Directive = Keep every line where the word "Комитета" appears; drop the rest.

Information shown =
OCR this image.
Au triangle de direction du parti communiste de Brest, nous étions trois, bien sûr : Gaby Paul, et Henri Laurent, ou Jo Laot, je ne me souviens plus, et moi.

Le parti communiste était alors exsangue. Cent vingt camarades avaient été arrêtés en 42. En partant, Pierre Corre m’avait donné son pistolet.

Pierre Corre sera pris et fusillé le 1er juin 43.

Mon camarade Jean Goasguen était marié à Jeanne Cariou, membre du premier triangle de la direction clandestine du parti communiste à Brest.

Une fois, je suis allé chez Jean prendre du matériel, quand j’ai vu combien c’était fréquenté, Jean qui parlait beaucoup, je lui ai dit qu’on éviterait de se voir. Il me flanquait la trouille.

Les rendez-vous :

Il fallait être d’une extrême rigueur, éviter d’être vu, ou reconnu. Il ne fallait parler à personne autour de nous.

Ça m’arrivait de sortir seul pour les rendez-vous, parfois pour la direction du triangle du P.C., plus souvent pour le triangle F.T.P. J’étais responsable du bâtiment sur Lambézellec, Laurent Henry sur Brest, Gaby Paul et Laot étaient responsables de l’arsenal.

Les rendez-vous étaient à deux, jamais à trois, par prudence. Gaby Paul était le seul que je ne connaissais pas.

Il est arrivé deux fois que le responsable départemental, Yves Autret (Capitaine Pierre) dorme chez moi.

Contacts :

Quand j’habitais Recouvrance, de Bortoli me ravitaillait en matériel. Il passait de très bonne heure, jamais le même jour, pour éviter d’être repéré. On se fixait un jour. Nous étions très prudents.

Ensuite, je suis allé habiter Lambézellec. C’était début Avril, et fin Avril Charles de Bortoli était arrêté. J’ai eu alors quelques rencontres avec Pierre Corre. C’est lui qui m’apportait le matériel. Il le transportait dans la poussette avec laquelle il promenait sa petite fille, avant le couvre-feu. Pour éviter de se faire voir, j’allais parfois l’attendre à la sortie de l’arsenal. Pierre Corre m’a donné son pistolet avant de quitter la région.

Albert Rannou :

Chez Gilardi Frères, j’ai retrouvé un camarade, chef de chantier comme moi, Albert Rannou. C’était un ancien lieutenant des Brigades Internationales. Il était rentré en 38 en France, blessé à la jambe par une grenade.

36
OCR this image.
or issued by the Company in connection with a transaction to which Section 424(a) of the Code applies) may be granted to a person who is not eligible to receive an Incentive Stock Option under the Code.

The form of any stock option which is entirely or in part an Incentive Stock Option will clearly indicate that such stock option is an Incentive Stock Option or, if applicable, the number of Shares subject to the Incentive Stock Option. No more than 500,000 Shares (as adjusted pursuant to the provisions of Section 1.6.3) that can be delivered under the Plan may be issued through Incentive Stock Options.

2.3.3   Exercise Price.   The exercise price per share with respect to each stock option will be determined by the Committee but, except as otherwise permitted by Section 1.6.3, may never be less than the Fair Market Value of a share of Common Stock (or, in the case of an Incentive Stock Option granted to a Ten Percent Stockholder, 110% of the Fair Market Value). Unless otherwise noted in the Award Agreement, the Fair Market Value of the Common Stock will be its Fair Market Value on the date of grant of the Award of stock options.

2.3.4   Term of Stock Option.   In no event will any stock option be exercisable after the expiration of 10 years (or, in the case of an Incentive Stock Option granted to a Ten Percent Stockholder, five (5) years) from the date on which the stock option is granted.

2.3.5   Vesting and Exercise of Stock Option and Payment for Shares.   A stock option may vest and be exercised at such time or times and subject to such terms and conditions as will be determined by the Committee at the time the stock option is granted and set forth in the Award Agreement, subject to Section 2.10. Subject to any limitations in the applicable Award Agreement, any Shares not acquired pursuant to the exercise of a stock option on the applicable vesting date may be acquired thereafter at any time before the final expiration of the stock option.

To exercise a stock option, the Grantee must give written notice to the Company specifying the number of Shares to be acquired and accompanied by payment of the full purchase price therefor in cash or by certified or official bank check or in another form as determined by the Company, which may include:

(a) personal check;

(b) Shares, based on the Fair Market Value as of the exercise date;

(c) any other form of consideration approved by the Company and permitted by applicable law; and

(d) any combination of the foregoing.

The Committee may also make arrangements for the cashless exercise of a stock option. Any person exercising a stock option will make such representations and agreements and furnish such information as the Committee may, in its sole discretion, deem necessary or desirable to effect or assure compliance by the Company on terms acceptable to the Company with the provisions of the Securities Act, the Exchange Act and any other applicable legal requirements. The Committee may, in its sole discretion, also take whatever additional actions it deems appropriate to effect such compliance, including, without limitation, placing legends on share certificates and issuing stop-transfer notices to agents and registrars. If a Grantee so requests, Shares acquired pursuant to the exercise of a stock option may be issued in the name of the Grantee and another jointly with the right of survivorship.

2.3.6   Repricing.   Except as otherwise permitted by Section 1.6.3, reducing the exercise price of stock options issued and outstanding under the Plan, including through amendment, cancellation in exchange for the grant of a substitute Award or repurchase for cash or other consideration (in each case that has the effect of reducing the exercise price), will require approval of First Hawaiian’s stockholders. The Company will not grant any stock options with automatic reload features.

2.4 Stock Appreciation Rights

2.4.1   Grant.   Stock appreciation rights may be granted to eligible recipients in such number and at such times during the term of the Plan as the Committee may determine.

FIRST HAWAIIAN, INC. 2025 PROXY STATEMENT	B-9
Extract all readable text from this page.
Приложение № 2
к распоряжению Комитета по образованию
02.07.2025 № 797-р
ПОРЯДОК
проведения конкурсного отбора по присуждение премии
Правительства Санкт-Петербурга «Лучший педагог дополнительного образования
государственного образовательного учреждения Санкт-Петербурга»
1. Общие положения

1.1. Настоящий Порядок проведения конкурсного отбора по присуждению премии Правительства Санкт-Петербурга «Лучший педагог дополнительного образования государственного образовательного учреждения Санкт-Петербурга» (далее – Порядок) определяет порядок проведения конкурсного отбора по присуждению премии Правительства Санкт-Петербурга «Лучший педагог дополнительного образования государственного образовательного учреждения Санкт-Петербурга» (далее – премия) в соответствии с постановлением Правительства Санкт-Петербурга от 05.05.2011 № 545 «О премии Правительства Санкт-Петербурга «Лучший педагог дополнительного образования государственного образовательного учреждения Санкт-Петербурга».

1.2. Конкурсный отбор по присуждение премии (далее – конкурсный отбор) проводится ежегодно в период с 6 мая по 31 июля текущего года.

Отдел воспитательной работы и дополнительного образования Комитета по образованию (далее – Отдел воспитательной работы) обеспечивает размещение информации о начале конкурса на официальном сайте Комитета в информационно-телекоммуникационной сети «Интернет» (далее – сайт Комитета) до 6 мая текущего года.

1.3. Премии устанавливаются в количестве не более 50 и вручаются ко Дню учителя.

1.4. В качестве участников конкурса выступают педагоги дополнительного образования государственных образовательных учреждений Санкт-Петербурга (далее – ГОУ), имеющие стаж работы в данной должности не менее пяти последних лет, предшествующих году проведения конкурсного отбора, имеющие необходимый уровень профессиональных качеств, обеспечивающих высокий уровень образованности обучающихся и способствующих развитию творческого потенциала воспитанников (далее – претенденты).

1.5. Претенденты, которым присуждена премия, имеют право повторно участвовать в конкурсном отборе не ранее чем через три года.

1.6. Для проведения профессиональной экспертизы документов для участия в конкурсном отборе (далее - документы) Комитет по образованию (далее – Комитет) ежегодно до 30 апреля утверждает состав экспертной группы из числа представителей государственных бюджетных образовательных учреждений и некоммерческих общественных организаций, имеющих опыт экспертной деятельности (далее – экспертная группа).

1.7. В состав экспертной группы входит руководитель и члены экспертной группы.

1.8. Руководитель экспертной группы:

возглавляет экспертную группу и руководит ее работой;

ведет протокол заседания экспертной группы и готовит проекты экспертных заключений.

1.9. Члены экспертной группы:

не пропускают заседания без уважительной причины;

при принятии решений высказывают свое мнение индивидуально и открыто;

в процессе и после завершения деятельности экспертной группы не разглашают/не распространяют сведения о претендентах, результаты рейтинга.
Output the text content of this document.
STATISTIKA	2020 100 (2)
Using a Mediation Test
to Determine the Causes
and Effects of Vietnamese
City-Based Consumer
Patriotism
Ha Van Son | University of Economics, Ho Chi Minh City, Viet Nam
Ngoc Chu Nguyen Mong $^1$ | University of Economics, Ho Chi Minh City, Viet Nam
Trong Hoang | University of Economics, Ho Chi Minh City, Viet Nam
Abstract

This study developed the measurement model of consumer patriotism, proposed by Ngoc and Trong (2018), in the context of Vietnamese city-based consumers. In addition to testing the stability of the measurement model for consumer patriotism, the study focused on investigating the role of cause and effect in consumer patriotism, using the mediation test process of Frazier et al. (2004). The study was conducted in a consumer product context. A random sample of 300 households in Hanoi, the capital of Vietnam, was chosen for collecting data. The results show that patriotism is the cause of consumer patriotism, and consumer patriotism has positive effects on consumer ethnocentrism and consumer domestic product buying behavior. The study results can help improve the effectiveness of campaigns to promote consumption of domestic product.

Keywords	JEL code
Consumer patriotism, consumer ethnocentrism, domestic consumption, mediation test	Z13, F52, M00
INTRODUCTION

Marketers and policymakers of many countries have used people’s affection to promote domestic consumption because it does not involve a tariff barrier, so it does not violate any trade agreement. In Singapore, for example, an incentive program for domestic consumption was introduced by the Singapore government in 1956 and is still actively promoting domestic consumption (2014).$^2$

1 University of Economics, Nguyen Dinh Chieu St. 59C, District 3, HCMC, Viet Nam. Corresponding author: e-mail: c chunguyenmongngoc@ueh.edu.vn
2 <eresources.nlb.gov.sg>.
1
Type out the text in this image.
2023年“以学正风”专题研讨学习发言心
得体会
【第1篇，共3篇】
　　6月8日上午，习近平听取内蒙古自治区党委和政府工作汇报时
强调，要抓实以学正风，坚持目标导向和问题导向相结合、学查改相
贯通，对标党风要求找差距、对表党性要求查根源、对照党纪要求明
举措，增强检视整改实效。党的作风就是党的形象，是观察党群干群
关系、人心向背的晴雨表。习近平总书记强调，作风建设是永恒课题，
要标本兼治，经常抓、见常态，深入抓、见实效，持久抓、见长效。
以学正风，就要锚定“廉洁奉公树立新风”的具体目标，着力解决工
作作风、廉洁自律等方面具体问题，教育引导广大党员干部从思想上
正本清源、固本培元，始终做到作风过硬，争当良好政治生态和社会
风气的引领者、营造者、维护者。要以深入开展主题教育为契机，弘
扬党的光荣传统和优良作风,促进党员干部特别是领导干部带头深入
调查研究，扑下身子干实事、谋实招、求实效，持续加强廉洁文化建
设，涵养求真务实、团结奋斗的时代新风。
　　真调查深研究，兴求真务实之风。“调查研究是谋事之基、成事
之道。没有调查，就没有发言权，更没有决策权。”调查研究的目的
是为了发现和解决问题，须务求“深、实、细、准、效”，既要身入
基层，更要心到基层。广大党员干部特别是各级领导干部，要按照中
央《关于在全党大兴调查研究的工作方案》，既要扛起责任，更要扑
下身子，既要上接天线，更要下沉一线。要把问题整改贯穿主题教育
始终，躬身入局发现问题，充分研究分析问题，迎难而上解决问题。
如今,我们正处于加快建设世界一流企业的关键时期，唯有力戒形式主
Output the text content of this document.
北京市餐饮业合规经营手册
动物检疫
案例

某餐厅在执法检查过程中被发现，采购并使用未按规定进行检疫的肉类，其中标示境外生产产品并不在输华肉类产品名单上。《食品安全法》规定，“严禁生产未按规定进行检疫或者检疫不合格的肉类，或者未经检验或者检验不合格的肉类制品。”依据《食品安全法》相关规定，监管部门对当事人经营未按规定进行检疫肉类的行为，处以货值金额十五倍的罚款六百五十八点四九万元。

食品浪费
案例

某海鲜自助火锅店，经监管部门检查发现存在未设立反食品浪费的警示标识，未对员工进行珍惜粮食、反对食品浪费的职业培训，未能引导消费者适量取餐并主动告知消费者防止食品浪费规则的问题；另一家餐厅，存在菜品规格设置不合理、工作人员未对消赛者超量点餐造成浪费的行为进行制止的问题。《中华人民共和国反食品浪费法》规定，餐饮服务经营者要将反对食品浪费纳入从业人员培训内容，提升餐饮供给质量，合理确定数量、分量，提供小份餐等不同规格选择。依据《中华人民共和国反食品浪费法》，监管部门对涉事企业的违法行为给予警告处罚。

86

Result of the task =
к распоряжению Комитета по образованию
Отдел воспитательной работы и дополнительного образования Комитета по образованию (далее – Отдел воспитательной работы) обеспечивает размещение информации о начале конкурса на официальном сайте Комитета в информационно-телекоммуникационной сети «Интернет» (далее – сайт Комитета) до 6 мая текущего года.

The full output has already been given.